╭─ Task material

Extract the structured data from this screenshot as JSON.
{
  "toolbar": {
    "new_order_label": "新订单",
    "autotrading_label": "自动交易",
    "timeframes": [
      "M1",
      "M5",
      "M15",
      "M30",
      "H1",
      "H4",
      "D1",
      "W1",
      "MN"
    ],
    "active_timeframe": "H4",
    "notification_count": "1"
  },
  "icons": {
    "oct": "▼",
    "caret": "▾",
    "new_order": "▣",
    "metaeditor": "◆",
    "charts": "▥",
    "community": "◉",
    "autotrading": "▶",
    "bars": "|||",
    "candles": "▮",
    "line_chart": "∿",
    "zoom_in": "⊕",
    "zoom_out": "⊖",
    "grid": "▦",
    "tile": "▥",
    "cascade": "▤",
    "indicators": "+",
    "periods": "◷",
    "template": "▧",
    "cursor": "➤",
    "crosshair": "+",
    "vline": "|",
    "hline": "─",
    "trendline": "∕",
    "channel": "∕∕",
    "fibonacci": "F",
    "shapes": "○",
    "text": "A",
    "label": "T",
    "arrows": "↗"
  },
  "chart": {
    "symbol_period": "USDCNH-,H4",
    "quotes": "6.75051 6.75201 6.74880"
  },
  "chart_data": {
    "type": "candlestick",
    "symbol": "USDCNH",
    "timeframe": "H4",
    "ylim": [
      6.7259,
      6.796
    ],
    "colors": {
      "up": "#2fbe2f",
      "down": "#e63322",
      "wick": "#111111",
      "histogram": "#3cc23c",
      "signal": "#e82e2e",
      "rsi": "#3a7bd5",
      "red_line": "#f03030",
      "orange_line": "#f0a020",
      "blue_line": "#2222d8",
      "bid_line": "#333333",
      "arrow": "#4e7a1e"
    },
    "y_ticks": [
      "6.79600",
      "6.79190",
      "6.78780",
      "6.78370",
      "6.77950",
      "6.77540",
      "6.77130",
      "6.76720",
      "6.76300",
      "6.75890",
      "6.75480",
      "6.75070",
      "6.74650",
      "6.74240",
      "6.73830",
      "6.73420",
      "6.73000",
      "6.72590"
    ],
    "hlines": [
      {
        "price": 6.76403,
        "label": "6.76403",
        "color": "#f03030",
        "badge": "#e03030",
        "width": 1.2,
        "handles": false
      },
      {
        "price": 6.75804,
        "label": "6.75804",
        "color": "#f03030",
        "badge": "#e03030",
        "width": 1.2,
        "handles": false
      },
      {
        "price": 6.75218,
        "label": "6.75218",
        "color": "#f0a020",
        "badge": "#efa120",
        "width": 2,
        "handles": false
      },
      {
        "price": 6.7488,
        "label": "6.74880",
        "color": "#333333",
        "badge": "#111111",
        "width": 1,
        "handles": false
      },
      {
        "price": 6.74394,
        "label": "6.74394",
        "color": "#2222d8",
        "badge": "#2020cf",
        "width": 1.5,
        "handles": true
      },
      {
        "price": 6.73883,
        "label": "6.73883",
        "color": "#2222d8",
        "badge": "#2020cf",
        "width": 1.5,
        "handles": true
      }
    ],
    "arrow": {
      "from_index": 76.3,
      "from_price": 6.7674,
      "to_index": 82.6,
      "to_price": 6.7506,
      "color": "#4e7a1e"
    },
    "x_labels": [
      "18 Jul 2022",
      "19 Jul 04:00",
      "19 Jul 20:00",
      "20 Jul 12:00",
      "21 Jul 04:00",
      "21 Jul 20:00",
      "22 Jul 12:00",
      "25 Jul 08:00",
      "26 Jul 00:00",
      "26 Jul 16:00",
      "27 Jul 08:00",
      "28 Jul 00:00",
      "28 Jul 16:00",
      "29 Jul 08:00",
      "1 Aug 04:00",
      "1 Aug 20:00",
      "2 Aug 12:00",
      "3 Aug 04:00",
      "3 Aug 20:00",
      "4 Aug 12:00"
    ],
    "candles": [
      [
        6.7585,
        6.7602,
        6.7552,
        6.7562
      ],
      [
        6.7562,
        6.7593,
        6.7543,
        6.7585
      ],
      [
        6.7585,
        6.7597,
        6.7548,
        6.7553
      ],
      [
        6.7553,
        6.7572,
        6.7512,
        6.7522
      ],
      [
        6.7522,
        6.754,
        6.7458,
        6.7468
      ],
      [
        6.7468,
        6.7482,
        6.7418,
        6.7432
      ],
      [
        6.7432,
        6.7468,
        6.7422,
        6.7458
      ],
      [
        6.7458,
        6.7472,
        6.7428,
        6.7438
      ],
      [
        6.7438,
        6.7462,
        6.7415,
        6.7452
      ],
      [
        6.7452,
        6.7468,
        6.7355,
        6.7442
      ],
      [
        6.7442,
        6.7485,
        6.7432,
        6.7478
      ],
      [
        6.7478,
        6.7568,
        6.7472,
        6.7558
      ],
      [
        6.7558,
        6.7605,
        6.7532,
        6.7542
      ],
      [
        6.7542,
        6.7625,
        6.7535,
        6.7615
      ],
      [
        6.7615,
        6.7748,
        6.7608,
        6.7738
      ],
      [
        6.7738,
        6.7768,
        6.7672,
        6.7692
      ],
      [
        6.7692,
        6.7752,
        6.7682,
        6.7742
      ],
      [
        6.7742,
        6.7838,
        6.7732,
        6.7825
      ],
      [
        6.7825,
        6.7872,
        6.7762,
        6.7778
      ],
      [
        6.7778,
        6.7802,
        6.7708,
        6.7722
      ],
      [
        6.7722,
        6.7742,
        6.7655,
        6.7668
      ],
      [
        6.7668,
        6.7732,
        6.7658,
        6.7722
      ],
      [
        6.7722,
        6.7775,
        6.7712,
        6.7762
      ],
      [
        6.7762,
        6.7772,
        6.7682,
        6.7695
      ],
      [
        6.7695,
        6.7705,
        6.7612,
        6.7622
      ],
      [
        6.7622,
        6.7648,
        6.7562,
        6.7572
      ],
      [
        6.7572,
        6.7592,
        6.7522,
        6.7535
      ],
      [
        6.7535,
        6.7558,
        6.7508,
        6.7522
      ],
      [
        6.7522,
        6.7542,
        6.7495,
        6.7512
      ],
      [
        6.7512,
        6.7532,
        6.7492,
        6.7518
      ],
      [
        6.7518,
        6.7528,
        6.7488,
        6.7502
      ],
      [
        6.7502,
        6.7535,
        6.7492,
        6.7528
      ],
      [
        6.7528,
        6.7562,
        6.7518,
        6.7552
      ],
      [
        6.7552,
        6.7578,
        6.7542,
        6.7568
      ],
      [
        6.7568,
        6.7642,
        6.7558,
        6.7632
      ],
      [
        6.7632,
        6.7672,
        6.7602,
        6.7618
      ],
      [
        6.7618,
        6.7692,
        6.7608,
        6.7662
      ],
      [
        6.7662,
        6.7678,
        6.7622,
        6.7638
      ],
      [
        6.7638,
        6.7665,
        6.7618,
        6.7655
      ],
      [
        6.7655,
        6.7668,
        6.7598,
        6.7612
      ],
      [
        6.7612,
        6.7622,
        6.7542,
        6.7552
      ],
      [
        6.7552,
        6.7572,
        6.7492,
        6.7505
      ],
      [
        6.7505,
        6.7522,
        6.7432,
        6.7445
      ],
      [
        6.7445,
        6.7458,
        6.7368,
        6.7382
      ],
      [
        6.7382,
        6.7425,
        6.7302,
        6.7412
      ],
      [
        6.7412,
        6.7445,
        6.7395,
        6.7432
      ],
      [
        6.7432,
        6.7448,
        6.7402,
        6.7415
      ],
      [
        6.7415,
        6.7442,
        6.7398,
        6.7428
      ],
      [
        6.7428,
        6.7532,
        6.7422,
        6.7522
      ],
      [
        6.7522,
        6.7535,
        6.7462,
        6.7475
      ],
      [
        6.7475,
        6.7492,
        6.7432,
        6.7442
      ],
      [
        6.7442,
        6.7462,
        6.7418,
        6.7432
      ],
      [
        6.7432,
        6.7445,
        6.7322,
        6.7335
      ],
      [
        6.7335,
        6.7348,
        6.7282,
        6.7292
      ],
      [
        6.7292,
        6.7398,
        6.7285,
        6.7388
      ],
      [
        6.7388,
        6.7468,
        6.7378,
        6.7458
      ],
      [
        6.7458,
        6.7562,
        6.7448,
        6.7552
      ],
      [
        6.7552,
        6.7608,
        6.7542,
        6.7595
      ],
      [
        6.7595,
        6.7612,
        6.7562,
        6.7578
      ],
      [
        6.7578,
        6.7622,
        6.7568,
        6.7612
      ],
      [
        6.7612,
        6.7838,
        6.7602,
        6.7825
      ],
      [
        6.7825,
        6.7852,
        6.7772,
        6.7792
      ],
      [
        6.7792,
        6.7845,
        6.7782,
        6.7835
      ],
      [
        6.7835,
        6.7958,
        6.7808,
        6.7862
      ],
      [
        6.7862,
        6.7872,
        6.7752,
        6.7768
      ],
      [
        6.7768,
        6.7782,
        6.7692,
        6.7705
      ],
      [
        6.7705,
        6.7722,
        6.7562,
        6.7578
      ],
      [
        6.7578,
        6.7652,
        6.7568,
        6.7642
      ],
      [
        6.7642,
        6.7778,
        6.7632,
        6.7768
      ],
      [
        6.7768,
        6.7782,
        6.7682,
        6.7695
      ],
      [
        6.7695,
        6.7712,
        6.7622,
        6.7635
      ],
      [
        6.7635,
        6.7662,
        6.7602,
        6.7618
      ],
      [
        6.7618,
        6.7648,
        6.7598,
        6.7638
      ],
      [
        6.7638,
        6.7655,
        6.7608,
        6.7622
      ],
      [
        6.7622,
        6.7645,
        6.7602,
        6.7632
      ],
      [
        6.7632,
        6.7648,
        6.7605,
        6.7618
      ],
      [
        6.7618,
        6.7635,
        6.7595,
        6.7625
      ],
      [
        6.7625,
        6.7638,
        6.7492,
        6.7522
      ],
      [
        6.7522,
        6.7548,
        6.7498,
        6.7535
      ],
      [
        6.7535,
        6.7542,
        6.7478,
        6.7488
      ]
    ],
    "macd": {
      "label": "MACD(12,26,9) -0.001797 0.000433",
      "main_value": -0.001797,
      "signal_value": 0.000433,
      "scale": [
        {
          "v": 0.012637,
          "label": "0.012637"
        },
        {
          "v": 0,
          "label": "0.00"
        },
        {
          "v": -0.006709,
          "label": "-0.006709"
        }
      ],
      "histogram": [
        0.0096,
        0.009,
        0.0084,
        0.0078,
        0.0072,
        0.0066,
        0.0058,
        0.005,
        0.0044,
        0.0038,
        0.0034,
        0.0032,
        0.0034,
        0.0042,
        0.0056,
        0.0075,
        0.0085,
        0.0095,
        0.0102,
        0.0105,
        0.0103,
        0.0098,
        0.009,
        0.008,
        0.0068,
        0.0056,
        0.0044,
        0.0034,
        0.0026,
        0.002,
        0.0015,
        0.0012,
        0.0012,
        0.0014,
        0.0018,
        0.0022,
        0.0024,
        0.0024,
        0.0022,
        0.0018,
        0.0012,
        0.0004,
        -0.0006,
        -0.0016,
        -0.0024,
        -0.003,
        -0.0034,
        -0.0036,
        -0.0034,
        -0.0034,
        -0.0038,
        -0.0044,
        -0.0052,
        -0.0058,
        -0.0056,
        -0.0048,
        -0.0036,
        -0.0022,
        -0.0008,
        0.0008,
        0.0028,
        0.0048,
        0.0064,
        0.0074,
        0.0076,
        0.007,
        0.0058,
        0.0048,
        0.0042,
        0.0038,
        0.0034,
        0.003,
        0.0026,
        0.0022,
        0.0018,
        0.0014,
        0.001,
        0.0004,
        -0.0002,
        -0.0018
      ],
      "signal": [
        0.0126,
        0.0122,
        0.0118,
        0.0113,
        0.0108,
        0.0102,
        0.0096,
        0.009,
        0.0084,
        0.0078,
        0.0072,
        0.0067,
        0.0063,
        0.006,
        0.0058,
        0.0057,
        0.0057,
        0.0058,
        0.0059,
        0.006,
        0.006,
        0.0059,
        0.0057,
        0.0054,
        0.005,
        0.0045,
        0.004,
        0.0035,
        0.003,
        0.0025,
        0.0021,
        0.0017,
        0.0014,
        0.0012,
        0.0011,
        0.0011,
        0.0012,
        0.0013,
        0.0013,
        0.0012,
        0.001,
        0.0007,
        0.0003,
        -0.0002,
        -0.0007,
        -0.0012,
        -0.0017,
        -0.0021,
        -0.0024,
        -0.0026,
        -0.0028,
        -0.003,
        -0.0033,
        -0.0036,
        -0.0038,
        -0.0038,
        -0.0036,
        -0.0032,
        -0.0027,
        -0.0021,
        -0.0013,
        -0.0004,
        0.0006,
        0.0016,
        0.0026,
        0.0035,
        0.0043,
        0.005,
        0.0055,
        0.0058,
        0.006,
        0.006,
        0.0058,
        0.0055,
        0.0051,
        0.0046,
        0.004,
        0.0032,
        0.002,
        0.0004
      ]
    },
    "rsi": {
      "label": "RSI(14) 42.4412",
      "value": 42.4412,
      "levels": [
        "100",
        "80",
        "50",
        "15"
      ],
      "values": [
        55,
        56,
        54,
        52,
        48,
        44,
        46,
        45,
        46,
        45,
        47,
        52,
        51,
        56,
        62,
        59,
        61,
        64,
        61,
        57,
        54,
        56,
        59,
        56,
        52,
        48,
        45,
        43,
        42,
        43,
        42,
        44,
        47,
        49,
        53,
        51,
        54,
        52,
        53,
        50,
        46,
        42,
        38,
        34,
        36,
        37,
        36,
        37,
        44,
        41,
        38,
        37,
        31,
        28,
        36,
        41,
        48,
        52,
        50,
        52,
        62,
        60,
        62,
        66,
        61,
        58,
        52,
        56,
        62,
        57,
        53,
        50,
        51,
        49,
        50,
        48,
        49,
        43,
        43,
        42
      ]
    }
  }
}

╰─

> **Goal of the exercise**
Where a line of the entries contains the word "USDCNH", copy that line.

> **Written response**
    "symbol_period": "USDCNH-,H4",
    "symbol": "USDCNH",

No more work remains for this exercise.